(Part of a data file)
★ ★ ★ ★ ★

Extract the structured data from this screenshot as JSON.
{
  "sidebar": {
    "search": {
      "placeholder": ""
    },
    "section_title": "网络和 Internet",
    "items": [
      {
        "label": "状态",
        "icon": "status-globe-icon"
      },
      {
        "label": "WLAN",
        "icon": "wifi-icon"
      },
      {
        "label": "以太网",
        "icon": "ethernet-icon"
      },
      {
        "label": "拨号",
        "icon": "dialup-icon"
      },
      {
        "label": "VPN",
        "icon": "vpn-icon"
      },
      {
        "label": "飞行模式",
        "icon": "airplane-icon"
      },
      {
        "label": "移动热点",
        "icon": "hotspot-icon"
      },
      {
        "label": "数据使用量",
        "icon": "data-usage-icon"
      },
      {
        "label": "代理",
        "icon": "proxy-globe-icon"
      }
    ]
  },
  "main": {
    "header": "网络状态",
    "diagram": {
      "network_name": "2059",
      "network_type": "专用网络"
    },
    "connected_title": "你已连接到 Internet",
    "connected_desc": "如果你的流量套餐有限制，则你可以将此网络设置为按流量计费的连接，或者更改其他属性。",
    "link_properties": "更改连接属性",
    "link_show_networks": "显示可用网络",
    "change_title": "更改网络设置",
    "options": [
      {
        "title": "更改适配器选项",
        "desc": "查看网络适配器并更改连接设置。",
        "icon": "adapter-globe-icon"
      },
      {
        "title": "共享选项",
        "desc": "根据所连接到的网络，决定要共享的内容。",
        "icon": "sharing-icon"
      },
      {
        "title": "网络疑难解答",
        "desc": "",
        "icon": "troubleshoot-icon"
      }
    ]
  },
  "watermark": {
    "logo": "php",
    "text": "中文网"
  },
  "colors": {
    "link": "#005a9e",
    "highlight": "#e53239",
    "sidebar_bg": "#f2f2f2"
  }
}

★ ★ ★ ★ ★

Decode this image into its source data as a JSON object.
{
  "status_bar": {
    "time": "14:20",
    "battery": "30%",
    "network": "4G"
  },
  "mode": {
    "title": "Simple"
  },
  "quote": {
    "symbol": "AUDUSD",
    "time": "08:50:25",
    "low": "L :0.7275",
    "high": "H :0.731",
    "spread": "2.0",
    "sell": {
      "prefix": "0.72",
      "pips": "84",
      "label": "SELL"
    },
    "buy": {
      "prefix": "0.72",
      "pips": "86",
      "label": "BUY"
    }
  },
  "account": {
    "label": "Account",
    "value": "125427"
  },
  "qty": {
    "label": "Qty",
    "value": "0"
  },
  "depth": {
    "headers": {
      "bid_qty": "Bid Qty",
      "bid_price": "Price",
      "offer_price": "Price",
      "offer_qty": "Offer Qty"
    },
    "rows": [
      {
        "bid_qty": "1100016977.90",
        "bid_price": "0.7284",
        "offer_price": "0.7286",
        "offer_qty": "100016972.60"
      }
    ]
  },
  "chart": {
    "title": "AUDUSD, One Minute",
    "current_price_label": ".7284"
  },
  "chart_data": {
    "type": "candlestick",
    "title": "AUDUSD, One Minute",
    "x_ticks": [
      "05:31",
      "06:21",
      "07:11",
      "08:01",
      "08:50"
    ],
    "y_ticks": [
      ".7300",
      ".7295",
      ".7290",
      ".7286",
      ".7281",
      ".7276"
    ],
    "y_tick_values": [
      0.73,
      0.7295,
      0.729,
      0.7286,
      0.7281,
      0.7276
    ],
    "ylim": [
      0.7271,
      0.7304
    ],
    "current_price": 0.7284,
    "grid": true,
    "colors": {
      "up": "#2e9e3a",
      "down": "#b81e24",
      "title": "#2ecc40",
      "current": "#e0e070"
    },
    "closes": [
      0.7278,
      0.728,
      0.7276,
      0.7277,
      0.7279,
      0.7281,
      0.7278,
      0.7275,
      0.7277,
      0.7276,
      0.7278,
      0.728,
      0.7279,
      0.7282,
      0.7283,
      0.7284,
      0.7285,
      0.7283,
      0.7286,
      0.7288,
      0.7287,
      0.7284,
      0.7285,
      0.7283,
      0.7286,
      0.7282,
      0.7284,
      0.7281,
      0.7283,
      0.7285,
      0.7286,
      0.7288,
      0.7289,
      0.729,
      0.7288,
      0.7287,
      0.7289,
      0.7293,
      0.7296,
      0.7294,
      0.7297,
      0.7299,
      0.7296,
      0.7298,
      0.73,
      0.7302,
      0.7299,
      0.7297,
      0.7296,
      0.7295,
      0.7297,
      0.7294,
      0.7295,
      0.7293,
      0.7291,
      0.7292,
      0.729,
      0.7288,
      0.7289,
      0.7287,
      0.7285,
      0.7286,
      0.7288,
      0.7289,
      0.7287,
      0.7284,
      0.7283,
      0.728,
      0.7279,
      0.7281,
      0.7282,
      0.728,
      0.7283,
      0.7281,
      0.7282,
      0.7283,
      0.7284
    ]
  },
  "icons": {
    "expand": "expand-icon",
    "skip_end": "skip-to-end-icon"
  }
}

★ ★ ★ ★ ★

[Problem requirements]
Copy every line from the entries that contains the word "Internet".

[Response to the task]
    "section_title": "网络和 Internet",
    "connected_title": "你已连接到 Internet",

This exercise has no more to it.